In the copy, include every entry exactly but none of the images.

========================================================================

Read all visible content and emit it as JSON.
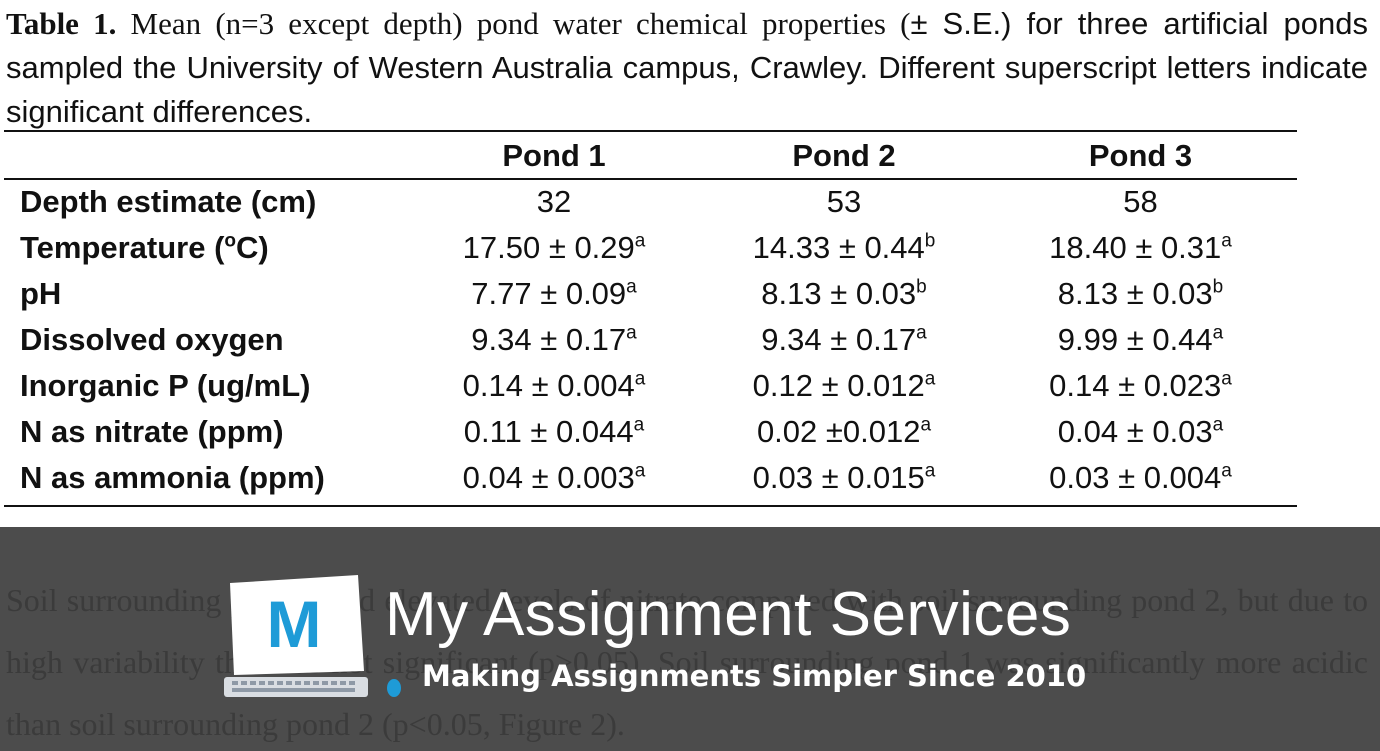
{
  "caption": {
    "label": "Table 1.",
    "serif_text": " Mean (n=3 except depth) pond water chemical properties (",
    "sans_text": "± S.E.) for three artificial ponds sampled the University of Western Australia campus, Crawley. Different superscript letters indicate significant differences."
  },
  "table": {
    "headers": [
      "",
      "Pond 1",
      "Pond 2",
      "Pond 3"
    ],
    "rows": [
      {
        "label": "Depth estimate (cm)",
        "cells": [
          {
            "v": "32",
            "s": ""
          },
          {
            "v": "53",
            "s": ""
          },
          {
            "v": "58",
            "s": ""
          }
        ]
      },
      {
        "label_pre": "Temperature (",
        "label_sup": "o",
        "label_post": "C)",
        "cells": [
          {
            "v": "17.50 ± 0.29",
            "s": "a"
          },
          {
            "v": "14.33 ± 0.44",
            "s": "b"
          },
          {
            "v": "18.40 ± 0.31",
            "s": "a"
          }
        ]
      },
      {
        "label": "pH",
        "cells": [
          {
            "v": "7.77 ± 0.09",
            "s": "a"
          },
          {
            "v": "8.13 ± 0.03",
            "s": "b"
          },
          {
            "v": "8.13 ± 0.03",
            "s": "b"
          }
        ]
      },
      {
        "label": "Dissolved oxygen",
        "cells": [
          {
            "v": "9.34 ± 0.17",
            "s": "a"
          },
          {
            "v": "9.34 ± 0.17",
            "s": "a"
          },
          {
            "v": "9.99 ± 0.44",
            "s": "a"
          }
        ]
      },
      {
        "label": "Inorganic P (ug/mL)",
        "cells": [
          {
            "v": "0.14 ± 0.004",
            "s": "a"
          },
          {
            "v": "0.12 ± 0.012",
            "s": "a"
          },
          {
            "v": "0.14 ± 0.023",
            "s": "a"
          }
        ]
      },
      {
        "label": "N as nitrate (ppm)",
        "cells": [
          {
            "v": "0.11 ± 0.044",
            "s": "a"
          },
          {
            "v": "0.02 ±0.012",
            "s": "a"
          },
          {
            "v": "0.04 ± 0.03",
            "s": "a"
          }
        ]
      },
      {
        "label": "N as ammonia (ppm)",
        "cells": [
          {
            "v": "0.04 ± 0.003",
            "s": "a"
          },
          {
            "v": "0.03 ± 0.015",
            "s": "a"
          },
          {
            "v": "0.03 ± 0.004",
            "s": "a"
          }
        ]
      }
    ]
  },
  "background_text": "Soil surrounding pond 1 had elevated levels of nitrate compared with soil surrounding pond 2, but due to high variability this was not significant (p>0.05). Soil surrounding pond 1 was significantly more acidic than soil surrounding pond 2 (p<0.05, Figure 2).",
  "watermark": {
    "logo_letter": "M",
    "brand": "My Assignment Services",
    "tagline": "Making Assignments Simpler Since 2010",
    "accent_color": "#1e9bd7",
    "banner_color": "#4c4c4c",
    "icon": "laptop-logo-icon"
  }
}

========================================================================

_Result_
Read all visible content and emit it as JSON.
{
  "caption": {
    "label": "Table 1.",
    "serif_text": " Mean (n=3 except depth) pond water chemical properties (",
    "sans_text": "± S.E.) for three artificial ponds sampled the University of Western Australia campus, Crawley. Different superscript letters indicate significant differences."
  },
  "table": {
    "headers": [
      "",
      "Pond 1",
      "Pond 2",
      "Pond 3"
    ],
    "rows": [
      {
        "label": "Depth estimate (cm)",
        "cells": [
          {
            "v": "32",
            "s": ""
          },
          {
            "v": "53",
            "s": ""
          },
          {
            "v": "58",
            "s": ""
          }
        ]
      },
      {
        "label_pre": "Temperature (",
        "label_sup": "o",
        "label_post": "C)",
        "cells": [
          {
            "v": "17.50 ± 0.29",
            "s": "a"
          },
          {
            "v": "14.33 ± 0.44",
            "s": "b"
          },
          {
            "v": "18.40 ± 0.31",
            "s": "a"
          }
        ]
      },
      {
        "label": "pH",
        "cells": [
          {
            "v": "7.77 ± 0.09",
            "s": "a"
          },
          {
            "v": "8.13 ± 0.03",
            "s": "b"
          },
          {
            "v": "8.13 ± 0.03",
            "s": "b"
          }
        ]
      },
      {
        "label": "Dissolved oxygen",
        "cells": [
          {
            "v": "9.34 ± 0.17",
            "s": "a"
          },
          {
            "v": "9.34 ± 0.17",
            "s": "a"
          },
          {
            "v": "9.99 ± 0.44",
            "s": "a"
          }
        ]
      },
      {
        "label": "Inorganic P (ug/mL)",
        "cells": [
          {
            "v": "0.14 ± 0.004",
            "s": "a"
          },
          {
            "v": "0.12 ± 0.012",
            "s": "a"
          },
          {
            "v": "0.14 ± 0.023",
            "s": "a"
          }
        ]
      },
      {
        "label": "N as nitrate (ppm)",
        "cells": [
          {
            "v": "0.11 ± 0.044",
            "s": "a"
          },
          {
            "v": "0.02 ±0.012",
            "s": "a"
          },
          {
            "v": "0.04 ± 0.03",
            "s": "a"
          }
        ]
      },
      {
        "label": "N as ammonia (ppm)",
        "cells": [
          {
            "v": "0.04 ± 0.003",
            "s": "a"
          },
          {
            "v": "0.03 ± 0.015",
            "s": "a"
          },
          {
            "v": "0.03 ± 0.004",
            "s": "a"
          }
        ]
      }
    ]
  },
  "background_text": "Soil surrounding pond 1 had elevated levels of nitrate compared with soil surrounding pond 2, but due to high variability this was not significant (p>0.05). Soil surrounding pond 1 was significantly more acidic than soil surrounding pond 2 (p<0.05, Figure 2).",
  "watermark": {
    "logo_letter": "M",
    "brand": "My Assignment Services",
    "tagline": "Making Assignments Simpler Since 2010",
    "accent_color": "#1e9bd7",
    "banner_color": "#4c4c4c",
    "icon": "laptop-logo-icon"
  }
}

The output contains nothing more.